━━ Provided records

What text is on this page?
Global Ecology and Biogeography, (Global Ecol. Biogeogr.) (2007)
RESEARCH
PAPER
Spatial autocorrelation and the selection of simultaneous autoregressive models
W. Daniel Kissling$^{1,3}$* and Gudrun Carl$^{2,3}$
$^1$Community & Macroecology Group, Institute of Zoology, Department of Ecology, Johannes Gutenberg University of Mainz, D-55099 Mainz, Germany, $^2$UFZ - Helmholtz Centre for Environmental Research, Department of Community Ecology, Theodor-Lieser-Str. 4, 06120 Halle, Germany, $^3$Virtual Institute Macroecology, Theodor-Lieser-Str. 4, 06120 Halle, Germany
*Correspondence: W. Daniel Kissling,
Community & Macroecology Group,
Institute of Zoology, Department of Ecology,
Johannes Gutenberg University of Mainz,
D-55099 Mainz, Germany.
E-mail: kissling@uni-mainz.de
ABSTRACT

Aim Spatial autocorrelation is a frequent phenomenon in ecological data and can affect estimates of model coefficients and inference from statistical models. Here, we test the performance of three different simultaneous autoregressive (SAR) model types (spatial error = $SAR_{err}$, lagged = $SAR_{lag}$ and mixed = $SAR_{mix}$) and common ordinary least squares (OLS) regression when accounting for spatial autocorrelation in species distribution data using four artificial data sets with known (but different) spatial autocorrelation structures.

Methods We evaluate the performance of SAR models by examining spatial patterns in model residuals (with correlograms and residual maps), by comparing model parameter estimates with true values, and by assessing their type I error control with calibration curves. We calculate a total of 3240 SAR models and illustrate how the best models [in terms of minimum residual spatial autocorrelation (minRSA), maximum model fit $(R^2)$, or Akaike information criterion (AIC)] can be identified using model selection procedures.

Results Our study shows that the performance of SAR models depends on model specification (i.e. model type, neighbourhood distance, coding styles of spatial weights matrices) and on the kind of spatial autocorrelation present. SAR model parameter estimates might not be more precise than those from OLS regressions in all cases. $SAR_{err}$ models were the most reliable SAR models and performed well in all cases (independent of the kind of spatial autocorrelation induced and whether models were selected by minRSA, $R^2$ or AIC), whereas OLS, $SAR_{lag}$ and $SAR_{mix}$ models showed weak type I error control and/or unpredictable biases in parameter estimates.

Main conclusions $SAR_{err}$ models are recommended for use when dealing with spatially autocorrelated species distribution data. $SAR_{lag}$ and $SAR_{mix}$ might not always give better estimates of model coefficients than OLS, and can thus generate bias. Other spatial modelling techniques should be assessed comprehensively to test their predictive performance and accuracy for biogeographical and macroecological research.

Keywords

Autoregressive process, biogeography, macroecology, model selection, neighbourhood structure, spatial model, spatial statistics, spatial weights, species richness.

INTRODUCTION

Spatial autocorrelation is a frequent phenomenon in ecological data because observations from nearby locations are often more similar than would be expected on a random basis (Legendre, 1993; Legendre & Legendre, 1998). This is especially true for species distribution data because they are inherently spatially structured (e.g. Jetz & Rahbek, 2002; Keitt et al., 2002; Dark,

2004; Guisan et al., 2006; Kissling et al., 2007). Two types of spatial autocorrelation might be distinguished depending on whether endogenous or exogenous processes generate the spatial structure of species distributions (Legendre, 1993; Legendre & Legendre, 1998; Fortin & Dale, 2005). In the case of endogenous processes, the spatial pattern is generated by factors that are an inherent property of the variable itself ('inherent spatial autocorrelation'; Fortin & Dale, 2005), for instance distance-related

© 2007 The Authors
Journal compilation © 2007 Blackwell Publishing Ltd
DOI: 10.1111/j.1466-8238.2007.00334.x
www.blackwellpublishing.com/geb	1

━━━━

▶ Request
Identify the lines in the records above that contain the word "Daniel", then state how many there are and nothing more.

▶ Written answer
2